EXCERPT:
The Voodoo Castle (previously known as the Voodoo Museum) is located in the city of Strasbourg in the department of Bas-Rhin, Alsace.

Description 

Founded in January 2014 by Marie-Luce and Marc Arbogast, and managed by a non-profit local organization, this museum presents one of the most important collections of private Voodoo art in France.

It is on display at the old water castle of Strasbourg built in 1878 and listed as a historic monument of France since 1984.

The museum opens its doors from Wednesday to Sunday, from 2 PM to 6 PM. Under reservation, a group visit (with a minimum of 8 people) may be possible outside of the set hours. Young people are also welcome to explore the vast mysteries surrounding Voodoo culture.

Collection 
The collection of Voodoo art pieces originate from Togo, Benin, Ghana, and Nigeria. They are curated by Marc and Marie Luce and near 1060 pieces, of which 220 are displayed at the permanent exhibition entitled "Voodoo as an art to see differently" (in French, « le vodou, l’art de voir autrement »). It is by far the biggest collection of African Voodoo art pieces in the world.

GIVEN PROBLEM: Transcribe, word for word, the portion of the Voodoo Castle text starting at "The Voodoo Castle" and ending at "art in France.".

MATERIAL:

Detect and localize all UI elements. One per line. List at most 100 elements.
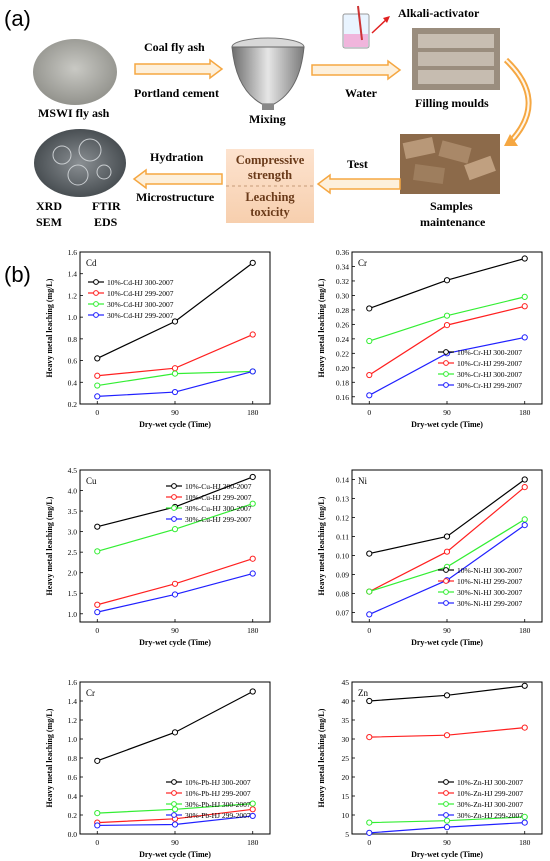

SOLUTION TO THIS EXERCISE:
The Voodoo Castle (previously known as the Voodoo Museum) is located in the city of Strasbourg in the department of Bas-Rhin, Alsace.

Description 

Founded in January 2014 by Marie-Luce and Marc Arbogast, and managed by a non-profit local organization, this museum presents one of the most important collections of private Voodoo art in France.